→ Input rows

○ ○ ○ ○ ○ ○ ○

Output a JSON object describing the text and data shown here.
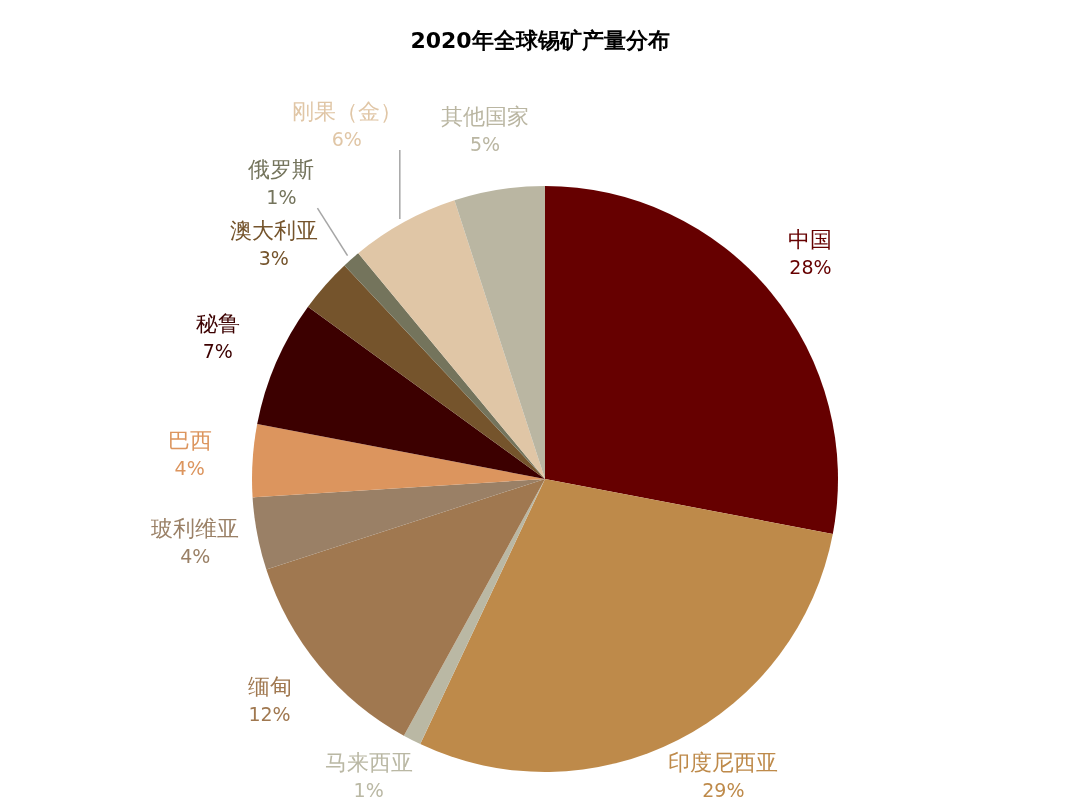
{
  "chart_data": {
    "type": "pie",
    "title": "2020年全球锡矿产量分布",
    "categories": [
      "中国",
      "印度尼西亚",
      "马来西亚",
      "缅甸",
      "玻利维亚",
      "巴西",
      "秘鲁",
      "澳大利亚",
      "俄罗斯",
      "刚果（金）",
      "其他国家"
    ],
    "values": [
      28,
      29,
      1,
      12,
      4,
      4,
      7,
      3,
      1,
      6,
      5
    ],
    "value_labels": [
      "28%",
      "29%",
      "1%",
      "12%",
      "4%",
      "4%",
      "7%",
      "3%",
      "1%",
      "6%",
      "5%"
    ],
    "colors": [
      "#660000",
      "#be8a4a",
      "#bab8a4",
      "#a07850",
      "#9a8066",
      "#dc955e",
      "#3c0000",
      "#75542c",
      "#74745c",
      "#e0c6a6",
      "#bab6a2"
    ]
  }
}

○ ○ ○ ○ ○ ○ ○

→ Problem requirements
Exclude the pictures, and transcribe all of the material exactly.

→ Exercise answer
Output a JSON object describing the text and data shown here.
{
  "chart_data": {
    "type": "pie",
    "title": "2020年全球锡矿产量分布",
    "categories": [
      "中国",
      "印度尼西亚",
      "马来西亚",
      "缅甸",
      "玻利维亚",
      "巴西",
      "秘鲁",
      "澳大利亚",
      "俄罗斯",
      "刚果（金）",
      "其他国家"
    ],
    "values": [
      28,
      29,
      1,
      12,
      4,
      4,
      7,
      3,
      1,
      6,
      5
    ],
    "value_labels": [
      "28%",
      "29%",
      "1%",
      "12%",
      "4%",
      "4%",
      "7%",
      "3%",
      "1%",
      "6%",
      "5%"
    ],
    "colors": [
      "#660000",
      "#be8a4a",
      "#bab8a4",
      "#a07850",
      "#9a8066",
      "#dc955e",
      "#3c0000",
      "#75542c",
      "#74745c",
      "#e0c6a6",
      "#bab6a2"
    ]
  }
}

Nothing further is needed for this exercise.